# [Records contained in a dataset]
## start
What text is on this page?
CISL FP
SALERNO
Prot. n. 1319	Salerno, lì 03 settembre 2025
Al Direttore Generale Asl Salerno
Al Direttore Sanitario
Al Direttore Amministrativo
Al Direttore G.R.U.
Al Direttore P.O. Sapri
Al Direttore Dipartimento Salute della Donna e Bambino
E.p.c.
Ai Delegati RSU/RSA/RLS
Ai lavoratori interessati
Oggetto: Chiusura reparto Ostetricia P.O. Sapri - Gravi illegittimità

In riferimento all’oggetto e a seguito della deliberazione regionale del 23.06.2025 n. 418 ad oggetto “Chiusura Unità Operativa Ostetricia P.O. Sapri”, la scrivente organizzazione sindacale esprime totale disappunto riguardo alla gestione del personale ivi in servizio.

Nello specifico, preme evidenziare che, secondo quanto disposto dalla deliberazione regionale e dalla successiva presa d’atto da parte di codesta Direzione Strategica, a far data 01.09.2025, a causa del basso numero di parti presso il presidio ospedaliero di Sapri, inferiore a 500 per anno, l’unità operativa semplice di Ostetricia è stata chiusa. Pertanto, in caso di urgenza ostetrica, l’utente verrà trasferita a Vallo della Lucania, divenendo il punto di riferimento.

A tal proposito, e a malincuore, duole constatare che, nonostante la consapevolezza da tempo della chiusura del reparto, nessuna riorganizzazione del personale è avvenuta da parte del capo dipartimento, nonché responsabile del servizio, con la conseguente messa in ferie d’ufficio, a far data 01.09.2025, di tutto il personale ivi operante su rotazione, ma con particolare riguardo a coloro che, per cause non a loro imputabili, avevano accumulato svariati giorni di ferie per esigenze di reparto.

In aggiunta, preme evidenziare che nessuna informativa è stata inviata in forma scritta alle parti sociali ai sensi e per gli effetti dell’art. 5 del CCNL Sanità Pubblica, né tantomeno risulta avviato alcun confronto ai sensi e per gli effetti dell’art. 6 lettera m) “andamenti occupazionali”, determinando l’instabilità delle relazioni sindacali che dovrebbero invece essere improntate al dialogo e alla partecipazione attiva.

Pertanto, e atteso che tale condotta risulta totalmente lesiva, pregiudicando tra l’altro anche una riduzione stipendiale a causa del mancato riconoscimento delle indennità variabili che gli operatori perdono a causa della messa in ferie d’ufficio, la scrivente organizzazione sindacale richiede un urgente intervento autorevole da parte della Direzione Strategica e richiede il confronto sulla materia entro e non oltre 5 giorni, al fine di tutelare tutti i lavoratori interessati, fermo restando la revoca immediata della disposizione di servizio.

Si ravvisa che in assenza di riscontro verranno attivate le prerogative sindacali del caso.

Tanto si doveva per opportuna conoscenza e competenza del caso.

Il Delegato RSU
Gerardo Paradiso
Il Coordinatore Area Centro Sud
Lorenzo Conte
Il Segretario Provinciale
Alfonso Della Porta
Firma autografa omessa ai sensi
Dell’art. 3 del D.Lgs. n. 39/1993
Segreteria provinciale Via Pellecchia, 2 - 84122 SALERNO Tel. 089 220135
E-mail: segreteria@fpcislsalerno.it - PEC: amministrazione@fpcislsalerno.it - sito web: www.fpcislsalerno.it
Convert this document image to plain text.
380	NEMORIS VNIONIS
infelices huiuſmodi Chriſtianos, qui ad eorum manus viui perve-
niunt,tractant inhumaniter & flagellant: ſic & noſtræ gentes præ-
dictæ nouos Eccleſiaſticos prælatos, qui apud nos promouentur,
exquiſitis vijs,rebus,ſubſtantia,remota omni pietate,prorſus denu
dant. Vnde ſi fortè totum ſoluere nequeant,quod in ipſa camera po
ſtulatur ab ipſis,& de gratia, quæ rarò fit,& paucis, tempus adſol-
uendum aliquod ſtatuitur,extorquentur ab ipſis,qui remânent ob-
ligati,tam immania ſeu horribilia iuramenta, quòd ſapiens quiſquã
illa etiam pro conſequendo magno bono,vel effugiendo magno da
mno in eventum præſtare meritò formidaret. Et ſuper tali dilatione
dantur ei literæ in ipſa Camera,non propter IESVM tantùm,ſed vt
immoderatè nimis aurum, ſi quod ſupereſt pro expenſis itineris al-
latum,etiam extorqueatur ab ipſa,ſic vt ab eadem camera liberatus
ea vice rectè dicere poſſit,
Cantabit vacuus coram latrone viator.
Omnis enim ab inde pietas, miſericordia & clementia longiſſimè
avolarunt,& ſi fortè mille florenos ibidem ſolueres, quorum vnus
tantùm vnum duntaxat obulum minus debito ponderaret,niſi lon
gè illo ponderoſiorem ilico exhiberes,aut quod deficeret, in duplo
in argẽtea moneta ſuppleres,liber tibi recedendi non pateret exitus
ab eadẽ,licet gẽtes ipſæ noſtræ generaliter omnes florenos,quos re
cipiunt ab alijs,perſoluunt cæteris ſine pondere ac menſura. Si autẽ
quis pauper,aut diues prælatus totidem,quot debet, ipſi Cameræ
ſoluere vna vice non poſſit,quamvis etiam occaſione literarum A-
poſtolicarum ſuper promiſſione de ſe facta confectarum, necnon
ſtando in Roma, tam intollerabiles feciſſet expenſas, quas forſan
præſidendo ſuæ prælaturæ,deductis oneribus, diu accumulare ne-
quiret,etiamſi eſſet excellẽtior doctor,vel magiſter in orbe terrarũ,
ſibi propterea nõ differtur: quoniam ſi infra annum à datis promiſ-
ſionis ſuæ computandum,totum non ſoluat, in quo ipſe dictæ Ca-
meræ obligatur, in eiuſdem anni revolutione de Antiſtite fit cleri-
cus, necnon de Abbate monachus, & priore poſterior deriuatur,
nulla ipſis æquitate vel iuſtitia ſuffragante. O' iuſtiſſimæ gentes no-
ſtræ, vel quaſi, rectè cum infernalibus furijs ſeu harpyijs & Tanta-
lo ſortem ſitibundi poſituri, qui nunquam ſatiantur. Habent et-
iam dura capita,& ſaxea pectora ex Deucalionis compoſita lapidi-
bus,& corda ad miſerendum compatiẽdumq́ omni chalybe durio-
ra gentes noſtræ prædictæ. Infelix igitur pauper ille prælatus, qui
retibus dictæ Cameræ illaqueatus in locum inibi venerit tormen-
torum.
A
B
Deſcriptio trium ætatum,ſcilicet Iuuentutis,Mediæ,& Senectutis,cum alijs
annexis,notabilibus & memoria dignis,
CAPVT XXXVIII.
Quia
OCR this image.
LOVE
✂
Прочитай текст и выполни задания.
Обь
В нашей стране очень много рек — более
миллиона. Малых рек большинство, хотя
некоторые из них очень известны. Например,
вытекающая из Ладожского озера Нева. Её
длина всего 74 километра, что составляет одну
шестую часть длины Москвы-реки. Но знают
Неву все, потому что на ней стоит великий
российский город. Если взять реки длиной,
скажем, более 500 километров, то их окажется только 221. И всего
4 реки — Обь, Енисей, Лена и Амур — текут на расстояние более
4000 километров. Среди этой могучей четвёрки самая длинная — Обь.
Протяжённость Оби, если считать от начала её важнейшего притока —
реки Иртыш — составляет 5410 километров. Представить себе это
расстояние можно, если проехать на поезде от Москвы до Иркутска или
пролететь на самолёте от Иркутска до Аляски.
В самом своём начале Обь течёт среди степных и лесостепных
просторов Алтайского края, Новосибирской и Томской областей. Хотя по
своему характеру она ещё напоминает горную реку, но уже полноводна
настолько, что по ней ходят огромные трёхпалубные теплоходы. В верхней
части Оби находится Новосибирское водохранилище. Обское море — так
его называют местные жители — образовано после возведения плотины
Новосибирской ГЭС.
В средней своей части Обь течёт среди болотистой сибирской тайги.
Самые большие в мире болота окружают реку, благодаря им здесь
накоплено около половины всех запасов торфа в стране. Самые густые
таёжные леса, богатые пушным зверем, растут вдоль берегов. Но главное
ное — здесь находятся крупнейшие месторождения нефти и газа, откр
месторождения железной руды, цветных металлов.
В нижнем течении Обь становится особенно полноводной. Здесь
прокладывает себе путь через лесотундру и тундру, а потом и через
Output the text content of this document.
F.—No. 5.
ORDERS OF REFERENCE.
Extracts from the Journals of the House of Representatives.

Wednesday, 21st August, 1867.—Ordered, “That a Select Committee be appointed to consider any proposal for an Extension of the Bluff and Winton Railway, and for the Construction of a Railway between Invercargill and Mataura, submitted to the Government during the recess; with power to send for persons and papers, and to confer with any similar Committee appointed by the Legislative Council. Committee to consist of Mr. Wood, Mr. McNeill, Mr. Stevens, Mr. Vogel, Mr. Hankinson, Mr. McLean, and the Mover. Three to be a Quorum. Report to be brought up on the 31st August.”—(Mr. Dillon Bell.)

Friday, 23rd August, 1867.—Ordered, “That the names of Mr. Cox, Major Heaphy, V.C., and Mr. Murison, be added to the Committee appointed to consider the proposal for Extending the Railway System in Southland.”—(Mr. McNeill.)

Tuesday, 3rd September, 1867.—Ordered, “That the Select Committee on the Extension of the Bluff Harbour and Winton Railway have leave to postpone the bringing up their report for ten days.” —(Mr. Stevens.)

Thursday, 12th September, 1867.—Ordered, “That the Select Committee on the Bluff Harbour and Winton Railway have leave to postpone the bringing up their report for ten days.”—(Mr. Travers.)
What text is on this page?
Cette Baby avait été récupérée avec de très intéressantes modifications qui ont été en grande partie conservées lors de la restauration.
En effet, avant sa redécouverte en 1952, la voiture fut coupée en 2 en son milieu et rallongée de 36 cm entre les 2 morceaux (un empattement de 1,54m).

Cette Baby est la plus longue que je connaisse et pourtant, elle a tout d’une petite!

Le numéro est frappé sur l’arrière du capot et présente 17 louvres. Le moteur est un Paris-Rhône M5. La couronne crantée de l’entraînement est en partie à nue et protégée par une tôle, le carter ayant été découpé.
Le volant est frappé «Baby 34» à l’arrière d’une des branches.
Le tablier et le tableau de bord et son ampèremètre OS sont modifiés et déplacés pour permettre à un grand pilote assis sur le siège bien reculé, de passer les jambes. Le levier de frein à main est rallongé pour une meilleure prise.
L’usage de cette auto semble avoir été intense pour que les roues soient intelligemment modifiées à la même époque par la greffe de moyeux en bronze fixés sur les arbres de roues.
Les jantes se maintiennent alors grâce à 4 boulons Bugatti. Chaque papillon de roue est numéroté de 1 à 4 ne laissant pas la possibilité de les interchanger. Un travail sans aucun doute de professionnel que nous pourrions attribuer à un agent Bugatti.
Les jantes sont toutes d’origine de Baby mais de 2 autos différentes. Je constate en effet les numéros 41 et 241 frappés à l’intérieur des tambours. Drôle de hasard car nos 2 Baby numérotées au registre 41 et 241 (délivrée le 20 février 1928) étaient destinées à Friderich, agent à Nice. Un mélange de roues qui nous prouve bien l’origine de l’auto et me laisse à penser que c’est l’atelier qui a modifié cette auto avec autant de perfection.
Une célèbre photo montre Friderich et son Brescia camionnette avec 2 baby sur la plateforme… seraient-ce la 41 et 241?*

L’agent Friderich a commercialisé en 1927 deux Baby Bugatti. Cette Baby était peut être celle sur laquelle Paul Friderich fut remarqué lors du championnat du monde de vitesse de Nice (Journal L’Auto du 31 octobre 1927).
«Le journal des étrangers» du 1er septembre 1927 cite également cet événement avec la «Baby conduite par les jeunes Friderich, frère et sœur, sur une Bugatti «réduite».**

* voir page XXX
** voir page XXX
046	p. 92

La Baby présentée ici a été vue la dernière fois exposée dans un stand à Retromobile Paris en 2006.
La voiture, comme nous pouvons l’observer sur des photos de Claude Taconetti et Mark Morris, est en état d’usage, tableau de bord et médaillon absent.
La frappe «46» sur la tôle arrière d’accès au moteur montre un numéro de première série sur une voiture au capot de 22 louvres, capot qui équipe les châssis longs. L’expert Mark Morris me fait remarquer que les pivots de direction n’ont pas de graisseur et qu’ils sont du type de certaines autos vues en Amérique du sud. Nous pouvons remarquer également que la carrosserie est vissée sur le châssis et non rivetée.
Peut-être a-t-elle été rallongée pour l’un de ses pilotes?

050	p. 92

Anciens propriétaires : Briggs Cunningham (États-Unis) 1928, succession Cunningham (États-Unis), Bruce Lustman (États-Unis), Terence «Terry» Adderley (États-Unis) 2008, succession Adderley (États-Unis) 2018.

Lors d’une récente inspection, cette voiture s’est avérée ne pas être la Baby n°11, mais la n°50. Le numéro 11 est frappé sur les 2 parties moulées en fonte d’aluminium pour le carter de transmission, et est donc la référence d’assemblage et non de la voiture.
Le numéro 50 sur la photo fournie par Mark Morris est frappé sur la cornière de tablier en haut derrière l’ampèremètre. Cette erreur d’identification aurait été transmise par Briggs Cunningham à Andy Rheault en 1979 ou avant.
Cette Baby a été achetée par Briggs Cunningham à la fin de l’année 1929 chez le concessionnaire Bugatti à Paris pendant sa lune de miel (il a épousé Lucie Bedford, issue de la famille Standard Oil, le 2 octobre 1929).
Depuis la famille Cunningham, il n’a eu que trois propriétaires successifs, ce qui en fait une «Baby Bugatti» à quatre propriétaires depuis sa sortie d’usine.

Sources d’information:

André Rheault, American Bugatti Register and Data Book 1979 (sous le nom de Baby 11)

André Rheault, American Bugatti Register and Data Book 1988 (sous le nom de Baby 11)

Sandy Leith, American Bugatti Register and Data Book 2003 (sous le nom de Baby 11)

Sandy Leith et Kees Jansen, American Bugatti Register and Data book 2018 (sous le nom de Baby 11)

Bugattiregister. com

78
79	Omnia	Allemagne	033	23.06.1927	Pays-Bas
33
## end
Which lines hold the word "rallongée"? Copy all of them.

En effet, avant sa redécouverte en 1952, la voiture fut coupée en 2 en son milieu et rallongée de 36 cm entre les 2 morceaux (un empattement de 1,54m).
Peut-être a-t-elle été rallongée pour l’un de ses pilotes?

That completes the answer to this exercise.